- [Exercise description]: Isolate every line in the data with the string "pattern" and copy it.

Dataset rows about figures

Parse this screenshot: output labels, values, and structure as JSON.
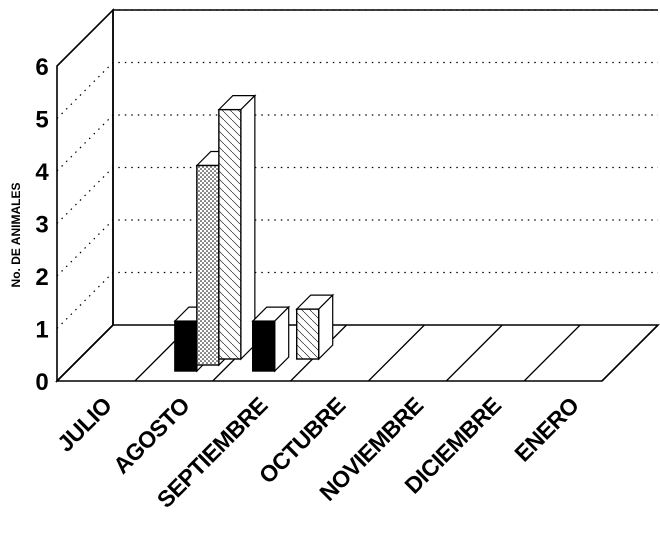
{
  "chart_data": {
    "type": "bar",
    "title": "",
    "xlabel": "",
    "ylabel": "No. DE ANIMALES",
    "ylim": [
      0,
      6
    ],
    "yticks": [
      "0",
      "1",
      "2",
      "3",
      "4",
      "5",
      "6"
    ],
    "grid": true,
    "categories": [
      "JULIO",
      "AGOSTO",
      "SEPTIEMBRE",
      "OCTUBRE",
      "NOVIEMBRE",
      "DICIEMBRE",
      "ENERO"
    ],
    "series": [
      {
        "values": [
          0,
          1,
          1,
          0,
          0,
          0,
          0
        ],
        "color": "#000000",
        "pattern": "solid"
      },
      {
        "values": [
          0,
          4,
          0,
          0,
          0,
          0,
          0
        ],
        "color": "#ffffff",
        "pattern": "dots"
      },
      {
        "values": [
          0,
          5,
          1,
          0,
          0,
          0,
          0
        ],
        "color": "#ffffff",
        "pattern": "diagonal"
      }
    ]
  }
}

- [Response to the task]:
        "pattern": "solid"
        "pattern": "dots"
        "pattern": "diagonal"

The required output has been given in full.